Saved entries:
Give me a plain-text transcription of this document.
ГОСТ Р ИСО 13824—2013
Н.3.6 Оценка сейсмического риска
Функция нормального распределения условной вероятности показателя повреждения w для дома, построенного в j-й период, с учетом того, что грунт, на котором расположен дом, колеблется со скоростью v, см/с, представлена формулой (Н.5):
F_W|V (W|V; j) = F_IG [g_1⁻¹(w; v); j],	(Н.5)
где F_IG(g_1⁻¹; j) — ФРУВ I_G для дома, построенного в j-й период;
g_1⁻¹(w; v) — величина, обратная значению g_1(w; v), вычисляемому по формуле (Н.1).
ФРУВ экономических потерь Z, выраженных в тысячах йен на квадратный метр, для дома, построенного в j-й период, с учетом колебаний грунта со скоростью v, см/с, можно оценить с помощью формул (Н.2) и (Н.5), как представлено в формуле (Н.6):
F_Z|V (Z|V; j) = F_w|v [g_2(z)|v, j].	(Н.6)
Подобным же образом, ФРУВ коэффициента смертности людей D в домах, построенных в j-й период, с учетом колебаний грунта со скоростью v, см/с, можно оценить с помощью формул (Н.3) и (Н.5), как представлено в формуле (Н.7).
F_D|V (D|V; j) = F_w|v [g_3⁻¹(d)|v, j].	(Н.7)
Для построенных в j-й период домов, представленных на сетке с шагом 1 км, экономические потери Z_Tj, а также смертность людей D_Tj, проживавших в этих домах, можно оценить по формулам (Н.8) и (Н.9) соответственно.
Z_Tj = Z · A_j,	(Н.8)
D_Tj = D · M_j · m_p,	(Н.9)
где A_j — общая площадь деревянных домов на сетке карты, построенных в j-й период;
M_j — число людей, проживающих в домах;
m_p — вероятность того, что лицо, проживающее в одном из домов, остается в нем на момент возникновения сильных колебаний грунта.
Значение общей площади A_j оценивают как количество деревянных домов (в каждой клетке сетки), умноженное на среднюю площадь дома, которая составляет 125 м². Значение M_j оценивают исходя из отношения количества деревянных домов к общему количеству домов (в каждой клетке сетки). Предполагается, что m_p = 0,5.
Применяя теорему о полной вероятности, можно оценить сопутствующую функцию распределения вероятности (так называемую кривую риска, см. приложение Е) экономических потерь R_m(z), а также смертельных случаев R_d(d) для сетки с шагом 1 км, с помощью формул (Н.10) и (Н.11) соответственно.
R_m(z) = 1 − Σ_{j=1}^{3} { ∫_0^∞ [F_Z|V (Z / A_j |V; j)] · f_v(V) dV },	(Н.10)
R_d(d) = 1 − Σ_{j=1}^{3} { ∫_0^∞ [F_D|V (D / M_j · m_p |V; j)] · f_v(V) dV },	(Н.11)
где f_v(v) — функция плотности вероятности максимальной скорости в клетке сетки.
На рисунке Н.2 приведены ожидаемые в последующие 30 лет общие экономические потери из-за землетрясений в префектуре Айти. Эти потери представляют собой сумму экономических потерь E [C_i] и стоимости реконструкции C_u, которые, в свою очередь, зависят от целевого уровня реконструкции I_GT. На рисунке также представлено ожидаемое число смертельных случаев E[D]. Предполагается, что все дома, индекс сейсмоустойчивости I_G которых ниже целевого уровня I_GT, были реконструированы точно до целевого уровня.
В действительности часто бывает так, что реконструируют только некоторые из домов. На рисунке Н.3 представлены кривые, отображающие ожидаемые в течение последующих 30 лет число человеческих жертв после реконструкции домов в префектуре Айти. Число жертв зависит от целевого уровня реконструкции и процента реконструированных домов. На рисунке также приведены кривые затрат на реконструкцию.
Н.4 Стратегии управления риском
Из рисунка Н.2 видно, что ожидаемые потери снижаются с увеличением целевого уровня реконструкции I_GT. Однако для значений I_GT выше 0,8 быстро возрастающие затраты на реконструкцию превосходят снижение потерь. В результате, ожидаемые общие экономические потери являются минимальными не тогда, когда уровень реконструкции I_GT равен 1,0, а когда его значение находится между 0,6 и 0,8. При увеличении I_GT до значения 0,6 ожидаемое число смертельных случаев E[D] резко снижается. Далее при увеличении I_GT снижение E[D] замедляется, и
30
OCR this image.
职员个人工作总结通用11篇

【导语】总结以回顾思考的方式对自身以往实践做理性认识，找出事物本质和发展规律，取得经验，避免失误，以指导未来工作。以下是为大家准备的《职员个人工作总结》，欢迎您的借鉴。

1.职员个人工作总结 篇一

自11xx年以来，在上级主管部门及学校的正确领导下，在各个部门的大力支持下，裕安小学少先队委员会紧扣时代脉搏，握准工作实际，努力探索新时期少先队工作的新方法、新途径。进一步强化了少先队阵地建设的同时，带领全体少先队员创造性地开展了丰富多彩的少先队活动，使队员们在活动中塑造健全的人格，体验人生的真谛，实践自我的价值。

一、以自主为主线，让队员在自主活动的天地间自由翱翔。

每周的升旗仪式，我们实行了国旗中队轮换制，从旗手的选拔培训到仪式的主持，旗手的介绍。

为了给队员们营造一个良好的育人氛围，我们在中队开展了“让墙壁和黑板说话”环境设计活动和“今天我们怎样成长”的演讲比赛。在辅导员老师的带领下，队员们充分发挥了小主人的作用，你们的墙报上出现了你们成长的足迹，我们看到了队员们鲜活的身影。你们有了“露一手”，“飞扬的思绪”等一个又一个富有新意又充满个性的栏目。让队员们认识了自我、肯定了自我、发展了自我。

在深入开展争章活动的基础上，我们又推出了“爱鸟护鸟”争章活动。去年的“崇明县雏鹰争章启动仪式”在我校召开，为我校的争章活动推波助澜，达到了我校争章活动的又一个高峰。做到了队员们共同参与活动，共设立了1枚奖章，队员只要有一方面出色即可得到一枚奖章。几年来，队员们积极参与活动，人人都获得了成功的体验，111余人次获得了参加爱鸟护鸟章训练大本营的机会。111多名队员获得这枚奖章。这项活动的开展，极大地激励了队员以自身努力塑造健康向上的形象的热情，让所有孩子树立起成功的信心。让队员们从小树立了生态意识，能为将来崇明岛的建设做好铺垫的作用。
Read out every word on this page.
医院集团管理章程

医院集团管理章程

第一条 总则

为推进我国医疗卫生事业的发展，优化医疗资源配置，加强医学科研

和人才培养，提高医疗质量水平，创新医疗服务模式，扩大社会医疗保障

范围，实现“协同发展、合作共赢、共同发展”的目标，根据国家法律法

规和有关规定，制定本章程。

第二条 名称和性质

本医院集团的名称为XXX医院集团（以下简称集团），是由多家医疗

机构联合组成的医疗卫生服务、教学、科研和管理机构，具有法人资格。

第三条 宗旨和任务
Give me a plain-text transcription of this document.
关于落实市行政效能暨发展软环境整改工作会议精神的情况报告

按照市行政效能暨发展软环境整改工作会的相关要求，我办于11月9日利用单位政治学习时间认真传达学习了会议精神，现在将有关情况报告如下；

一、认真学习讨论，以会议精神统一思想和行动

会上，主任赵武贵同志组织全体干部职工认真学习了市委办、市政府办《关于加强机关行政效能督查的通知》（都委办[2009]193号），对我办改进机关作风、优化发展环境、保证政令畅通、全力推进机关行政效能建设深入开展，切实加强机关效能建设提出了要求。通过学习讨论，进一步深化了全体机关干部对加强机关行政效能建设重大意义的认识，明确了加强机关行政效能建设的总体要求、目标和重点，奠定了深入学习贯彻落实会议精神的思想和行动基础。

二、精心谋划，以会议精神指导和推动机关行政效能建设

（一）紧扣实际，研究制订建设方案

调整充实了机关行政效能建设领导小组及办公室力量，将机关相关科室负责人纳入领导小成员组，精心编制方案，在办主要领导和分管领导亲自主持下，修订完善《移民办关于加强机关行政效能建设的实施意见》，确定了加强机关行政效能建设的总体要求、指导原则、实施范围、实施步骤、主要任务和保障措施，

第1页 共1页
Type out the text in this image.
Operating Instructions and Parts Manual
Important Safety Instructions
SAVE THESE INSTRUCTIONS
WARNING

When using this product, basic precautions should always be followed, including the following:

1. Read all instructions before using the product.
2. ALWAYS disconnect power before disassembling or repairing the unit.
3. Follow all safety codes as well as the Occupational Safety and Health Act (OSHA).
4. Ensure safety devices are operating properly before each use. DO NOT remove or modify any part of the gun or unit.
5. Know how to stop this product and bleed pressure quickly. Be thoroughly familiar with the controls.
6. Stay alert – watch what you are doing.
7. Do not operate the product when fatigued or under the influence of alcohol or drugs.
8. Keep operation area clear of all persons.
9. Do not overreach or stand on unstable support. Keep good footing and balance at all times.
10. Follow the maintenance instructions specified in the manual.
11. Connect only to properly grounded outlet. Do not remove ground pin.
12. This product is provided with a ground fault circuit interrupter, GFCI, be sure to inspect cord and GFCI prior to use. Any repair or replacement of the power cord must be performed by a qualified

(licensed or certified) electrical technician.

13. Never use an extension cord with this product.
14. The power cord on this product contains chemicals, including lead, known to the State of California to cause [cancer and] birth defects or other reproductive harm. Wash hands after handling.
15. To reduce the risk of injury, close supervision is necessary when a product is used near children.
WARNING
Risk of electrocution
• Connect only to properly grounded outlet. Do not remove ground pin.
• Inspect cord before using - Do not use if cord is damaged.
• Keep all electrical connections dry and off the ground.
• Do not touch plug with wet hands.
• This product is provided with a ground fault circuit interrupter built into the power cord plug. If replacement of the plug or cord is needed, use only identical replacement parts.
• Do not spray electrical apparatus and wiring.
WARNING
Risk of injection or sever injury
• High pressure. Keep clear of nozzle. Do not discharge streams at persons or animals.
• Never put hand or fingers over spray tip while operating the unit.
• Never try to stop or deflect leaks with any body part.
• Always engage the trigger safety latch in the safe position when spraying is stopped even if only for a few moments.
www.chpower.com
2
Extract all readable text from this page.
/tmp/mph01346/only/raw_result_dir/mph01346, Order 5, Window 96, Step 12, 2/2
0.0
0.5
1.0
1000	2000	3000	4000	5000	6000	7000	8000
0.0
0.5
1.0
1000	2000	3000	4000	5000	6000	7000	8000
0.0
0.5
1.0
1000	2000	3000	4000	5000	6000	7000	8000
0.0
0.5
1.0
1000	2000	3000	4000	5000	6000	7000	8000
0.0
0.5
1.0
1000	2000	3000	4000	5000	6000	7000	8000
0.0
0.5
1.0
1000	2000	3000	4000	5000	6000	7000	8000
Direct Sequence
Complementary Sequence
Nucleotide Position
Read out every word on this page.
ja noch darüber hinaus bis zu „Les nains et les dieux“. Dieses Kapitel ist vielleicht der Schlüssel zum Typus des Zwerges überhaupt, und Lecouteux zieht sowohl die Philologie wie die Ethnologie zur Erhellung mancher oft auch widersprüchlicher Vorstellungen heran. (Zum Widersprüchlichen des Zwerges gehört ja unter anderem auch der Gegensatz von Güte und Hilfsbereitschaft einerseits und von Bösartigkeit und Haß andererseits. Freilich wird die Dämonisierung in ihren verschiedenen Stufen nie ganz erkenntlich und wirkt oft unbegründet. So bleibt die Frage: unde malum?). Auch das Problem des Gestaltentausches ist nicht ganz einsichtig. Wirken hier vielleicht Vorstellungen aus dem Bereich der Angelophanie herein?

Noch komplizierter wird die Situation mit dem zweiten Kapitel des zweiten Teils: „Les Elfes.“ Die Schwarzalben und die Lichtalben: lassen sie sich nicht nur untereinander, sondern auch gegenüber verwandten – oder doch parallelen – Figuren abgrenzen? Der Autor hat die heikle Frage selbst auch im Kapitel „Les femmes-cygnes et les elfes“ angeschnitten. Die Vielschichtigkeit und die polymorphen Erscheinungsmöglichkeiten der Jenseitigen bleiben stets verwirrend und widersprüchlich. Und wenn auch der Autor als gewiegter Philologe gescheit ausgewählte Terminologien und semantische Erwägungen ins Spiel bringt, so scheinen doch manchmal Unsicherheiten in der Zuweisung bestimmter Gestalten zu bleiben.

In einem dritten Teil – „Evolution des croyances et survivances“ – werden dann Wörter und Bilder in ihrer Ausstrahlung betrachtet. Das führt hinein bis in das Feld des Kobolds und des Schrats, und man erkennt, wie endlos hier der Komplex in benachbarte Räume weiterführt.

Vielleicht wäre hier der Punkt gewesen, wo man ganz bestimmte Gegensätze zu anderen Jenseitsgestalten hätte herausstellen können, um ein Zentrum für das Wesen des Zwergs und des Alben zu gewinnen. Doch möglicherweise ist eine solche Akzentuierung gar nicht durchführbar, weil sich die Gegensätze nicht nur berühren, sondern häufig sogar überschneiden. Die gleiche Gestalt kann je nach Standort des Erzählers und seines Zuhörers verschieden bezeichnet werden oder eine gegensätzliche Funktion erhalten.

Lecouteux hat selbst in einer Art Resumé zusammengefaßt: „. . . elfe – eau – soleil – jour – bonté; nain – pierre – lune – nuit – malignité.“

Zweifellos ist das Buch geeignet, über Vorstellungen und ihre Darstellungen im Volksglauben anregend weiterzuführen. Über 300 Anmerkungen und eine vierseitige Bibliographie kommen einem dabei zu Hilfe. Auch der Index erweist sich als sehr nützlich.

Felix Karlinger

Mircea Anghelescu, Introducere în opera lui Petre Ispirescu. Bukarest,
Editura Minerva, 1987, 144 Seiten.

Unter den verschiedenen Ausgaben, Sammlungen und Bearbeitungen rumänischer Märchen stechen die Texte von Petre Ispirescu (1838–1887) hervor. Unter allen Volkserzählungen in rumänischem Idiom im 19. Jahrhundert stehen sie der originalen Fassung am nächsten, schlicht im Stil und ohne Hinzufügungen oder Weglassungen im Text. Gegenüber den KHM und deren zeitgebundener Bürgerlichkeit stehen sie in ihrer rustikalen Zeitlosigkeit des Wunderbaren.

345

**What you have to do:** Report how many lines in this data include the string "домах", and nothing else.

**Written solution:** 3